YOUR OBJECTIVE.
The records that follow must be repeated verbatim, every one of them.

── GIVEN RECORDS

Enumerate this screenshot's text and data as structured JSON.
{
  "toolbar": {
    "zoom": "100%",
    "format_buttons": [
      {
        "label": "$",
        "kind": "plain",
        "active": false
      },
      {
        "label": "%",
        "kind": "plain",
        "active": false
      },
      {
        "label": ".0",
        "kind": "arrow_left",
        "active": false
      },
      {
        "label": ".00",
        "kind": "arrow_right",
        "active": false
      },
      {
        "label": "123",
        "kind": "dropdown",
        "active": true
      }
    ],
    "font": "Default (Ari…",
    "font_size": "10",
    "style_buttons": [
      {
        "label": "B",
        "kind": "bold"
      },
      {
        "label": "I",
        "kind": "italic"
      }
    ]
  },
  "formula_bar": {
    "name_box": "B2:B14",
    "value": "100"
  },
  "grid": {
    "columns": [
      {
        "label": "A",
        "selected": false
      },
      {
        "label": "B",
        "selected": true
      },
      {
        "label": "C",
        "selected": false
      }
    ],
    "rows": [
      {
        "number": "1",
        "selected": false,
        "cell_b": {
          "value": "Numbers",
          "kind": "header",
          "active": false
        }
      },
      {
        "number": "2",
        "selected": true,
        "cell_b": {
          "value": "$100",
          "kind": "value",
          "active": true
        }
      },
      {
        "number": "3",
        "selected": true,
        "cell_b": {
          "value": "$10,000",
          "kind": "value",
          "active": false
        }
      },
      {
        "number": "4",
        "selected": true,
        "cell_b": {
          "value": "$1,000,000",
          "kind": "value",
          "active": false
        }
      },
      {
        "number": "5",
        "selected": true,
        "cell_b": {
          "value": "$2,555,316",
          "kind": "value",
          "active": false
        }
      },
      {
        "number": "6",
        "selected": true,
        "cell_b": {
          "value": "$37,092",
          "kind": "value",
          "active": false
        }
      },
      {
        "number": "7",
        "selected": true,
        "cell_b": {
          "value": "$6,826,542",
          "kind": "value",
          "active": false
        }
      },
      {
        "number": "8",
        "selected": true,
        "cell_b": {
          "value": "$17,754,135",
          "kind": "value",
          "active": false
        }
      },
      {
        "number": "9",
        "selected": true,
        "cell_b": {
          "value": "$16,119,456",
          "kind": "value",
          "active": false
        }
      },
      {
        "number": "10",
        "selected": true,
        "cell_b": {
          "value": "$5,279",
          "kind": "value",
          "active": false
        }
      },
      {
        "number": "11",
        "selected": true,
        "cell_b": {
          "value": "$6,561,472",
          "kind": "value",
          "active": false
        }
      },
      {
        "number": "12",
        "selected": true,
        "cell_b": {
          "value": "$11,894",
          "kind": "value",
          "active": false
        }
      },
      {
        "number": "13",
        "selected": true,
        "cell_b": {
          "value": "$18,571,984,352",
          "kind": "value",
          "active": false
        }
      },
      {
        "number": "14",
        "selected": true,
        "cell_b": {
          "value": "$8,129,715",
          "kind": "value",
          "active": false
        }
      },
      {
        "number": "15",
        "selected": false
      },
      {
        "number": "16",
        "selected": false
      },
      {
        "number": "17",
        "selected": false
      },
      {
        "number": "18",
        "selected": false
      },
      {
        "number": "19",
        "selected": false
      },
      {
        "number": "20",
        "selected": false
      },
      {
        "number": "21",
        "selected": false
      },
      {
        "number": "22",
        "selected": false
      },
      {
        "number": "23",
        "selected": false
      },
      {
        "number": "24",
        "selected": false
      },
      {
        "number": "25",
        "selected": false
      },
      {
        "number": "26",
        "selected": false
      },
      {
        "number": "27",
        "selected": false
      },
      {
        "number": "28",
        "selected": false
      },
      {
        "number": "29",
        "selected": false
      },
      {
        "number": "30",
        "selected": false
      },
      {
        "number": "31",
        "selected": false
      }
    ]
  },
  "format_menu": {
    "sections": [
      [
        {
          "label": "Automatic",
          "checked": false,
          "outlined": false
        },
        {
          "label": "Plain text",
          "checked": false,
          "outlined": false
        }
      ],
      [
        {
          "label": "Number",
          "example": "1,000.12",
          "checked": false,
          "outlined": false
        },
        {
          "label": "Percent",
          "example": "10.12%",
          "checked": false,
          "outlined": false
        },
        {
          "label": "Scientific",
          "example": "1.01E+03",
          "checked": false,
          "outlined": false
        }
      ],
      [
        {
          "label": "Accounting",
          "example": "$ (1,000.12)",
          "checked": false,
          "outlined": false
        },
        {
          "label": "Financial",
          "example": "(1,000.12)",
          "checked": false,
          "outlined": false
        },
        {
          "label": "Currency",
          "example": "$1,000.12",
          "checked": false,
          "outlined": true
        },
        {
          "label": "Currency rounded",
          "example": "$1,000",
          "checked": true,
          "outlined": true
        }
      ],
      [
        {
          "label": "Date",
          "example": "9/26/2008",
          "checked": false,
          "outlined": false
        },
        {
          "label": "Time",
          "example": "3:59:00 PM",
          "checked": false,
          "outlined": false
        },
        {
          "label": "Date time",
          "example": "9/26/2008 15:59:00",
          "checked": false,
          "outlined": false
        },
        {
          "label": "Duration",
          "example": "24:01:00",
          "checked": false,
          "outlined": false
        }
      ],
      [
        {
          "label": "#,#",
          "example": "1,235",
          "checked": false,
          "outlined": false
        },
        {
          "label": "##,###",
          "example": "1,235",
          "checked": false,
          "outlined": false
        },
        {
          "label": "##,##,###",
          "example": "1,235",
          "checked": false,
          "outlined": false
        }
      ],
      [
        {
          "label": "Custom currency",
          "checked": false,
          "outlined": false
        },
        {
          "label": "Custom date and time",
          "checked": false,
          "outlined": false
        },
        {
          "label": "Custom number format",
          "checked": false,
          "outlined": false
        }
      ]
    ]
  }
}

────

ANSWER FOR THE TASK.
Enumerate this screenshot's text and data as structured JSON.
{
  "toolbar": {
    "zoom": "100%",
    "format_buttons": [
      {
        "label": "$",
        "kind": "plain",
        "active": false
      },
      {
        "label": "%",
        "kind": "plain",
        "active": false
      },
      {
        "label": ".0",
        "kind": "arrow_left",
        "active": false
      },
      {
        "label": ".00",
        "kind": "arrow_right",
        "active": false
      },
      {
        "label": "123",
        "kind": "dropdown",
        "active": true
      }
    ],
    "font": "Default (Ari…",
    "font_size": "10",
    "style_buttons": [
      {
        "label": "B",
        "kind": "bold"
      },
      {
        "label": "I",
        "kind": "italic"
      }
    ]
  },
  "formula_bar": {
    "name_box": "B2:B14",
    "value": "100"
  },
  "grid": {
    "columns": [
      {
        "label": "A",
        "selected": false
      },
      {
        "label": "B",
        "selected": true
      },
      {
        "label": "C",
        "selected": false
      }
    ],
    "rows": [
      {
        "number": "1",
        "selected": false,
        "cell_b": {
          "value": "Numbers",
          "kind": "header",
          "active": false
        }
      },
      {
        "number": "2",
        "selected": true,
        "cell_b": {
          "value": "$100",
          "kind": "value",
          "active": true
        }
      },
      {
        "number": "3",
        "selected": true,
        "cell_b": {
          "value": "$10,000",
          "kind": "value",
          "active": false
        }
      },
      {
        "number": "4",
        "selected": true,
        "cell_b": {
          "value": "$1,000,000",
          "kind": "value",
          "active": false
        }
      },
      {
        "number": "5",
        "selected": true,
        "cell_b": {
          "value": "$2,555,316",
          "kind": "value",
          "active": false
        }
      },
      {
        "number": "6",
        "selected": true,
        "cell_b": {
          "value": "$37,092",
          "kind": "value",
          "active": false
        }
      },
      {
        "number": "7",
        "selected": true,
        "cell_b": {
          "value": "$6,826,542",
          "kind": "value",
          "active": false
        }
      },
      {
        "number": "8",
        "selected": true,
        "cell_b": {
          "value": "$17,754,135",
          "kind": "value",
          "active": false
        }
      },
      {
        "number": "9",
        "selected": true,
        "cell_b": {
          "value": "$16,119,456",
          "kind": "value",
          "active": false
        }
      },
      {
        "number": "10",
        "selected": true,
        "cell_b": {
          "value": "$5,279",
          "kind": "value",
          "active": false
        }
      },
      {
        "number": "11",
        "selected": true,
        "cell_b": {
          "value": "$6,561,472",
          "kind": "value",
          "active": false
        }
      },
      {
        "number": "12",
        "selected": true,
        "cell_b": {
          "value": "$11,894",
          "kind": "value",
          "active": false
        }
      },
      {
        "number": "13",
        "selected": true,
        "cell_b": {
          "value": "$18,571,984,352",
          "kind": "value",
          "active": false
        }
      },
      {
        "number": "14",
        "selected": true,
        "cell_b": {
          "value": "$8,129,715",
          "kind": "value",
          "active": false
        }
      },
      {
        "number": "15",
        "selected": false
      },
      {
        "number": "16",
        "selected": false
      },
      {
        "number": "17",
        "selected": false
      },
      {
        "number": "18",
        "selected": false
      },
      {
        "number": "19",
        "selected": false
      },
      {
        "number": "20",
        "selected": false
      },
      {
        "number": "21",
        "selected": false
      },
      {
        "number": "22",
        "selected": false
      },
      {
        "number": "23",
        "selected": false
      },
      {
        "number": "24",
        "selected": false
      },
      {
        "number": "25",
        "selected": false
      },
      {
        "number": "26",
        "selected": false
      },
      {
        "number": "27",
        "selected": false
      },
      {
        "number": "28",
        "selected": false
      },
      {
        "number": "29",
        "selected": false
      },
      {
        "number": "30",
        "selected": false
      },
      {
        "number": "31",
        "selected": false
      }
    ]
  },
  "format_menu": {
    "sections": [
      [
        {
          "label": "Automatic",
          "checked": false,
          "outlined": false
        },
        {
          "label": "Plain text",
          "checked": false,
          "outlined": false
        }
      ],
      [
        {
          "label": "Number",
          "example": "1,000.12",
          "checked": false,
          "outlined": false
        },
        {
          "label": "Percent",
          "example": "10.12%",
          "checked": false,
          "outlined": false
        },
        {
          "label": "Scientific",
          "example": "1.01E+03",
          "checked": false,
          "outlined": false
        }
      ],
      [
        {
          "label": "Accounting",
          "example": "$ (1,000.12)",
          "checked": false,
          "outlined": false
        },
        {
          "label": "Financial",
          "example": "(1,000.12)",
          "checked": false,
          "outlined": false
        },
        {
          "label": "Currency",
          "example": "$1,000.12",
          "checked": false,
          "outlined": true
        },
        {
          "label": "Currency rounded",
          "example": "$1,000",
          "checked": true,
          "outlined": true
        }
      ],
      [
        {
          "label": "Date",
          "example": "9/26/2008",
          "checked": false,
          "outlined": false
        },
        {
          "label": "Time",
          "example": "3:59:00 PM",
          "checked": false,
          "outlined": false
        },
        {
          "label": "Date time",
          "example": "9/26/2008 15:59:00",
          "checked": false,
          "outlined": false
        },
        {
          "label": "Duration",
          "example": "24:01:00",
          "checked": false,
          "outlined": false
        }
      ],
      [
        {
          "label": "#,#",
          "example": "1,235",
          "checked": false,
          "outlined": false
        },
        {
          "label": "##,###",
          "example": "1,235",
          "checked": false,
          "outlined": false
        },
        {
          "label": "##,##,###",
          "example": "1,235",
          "checked": false,
          "outlined": false
        }
      ],
      [
        {
          "label": "Custom currency",
          "checked": false,
          "outlined": false
        },
        {
          "label": "Custom date and time",
          "checked": false,
          "outlined": false
        },
        {
          "label": "Custom number format",
          "checked": false,
          "outlined": false
        }
      ]
    ]
  }
}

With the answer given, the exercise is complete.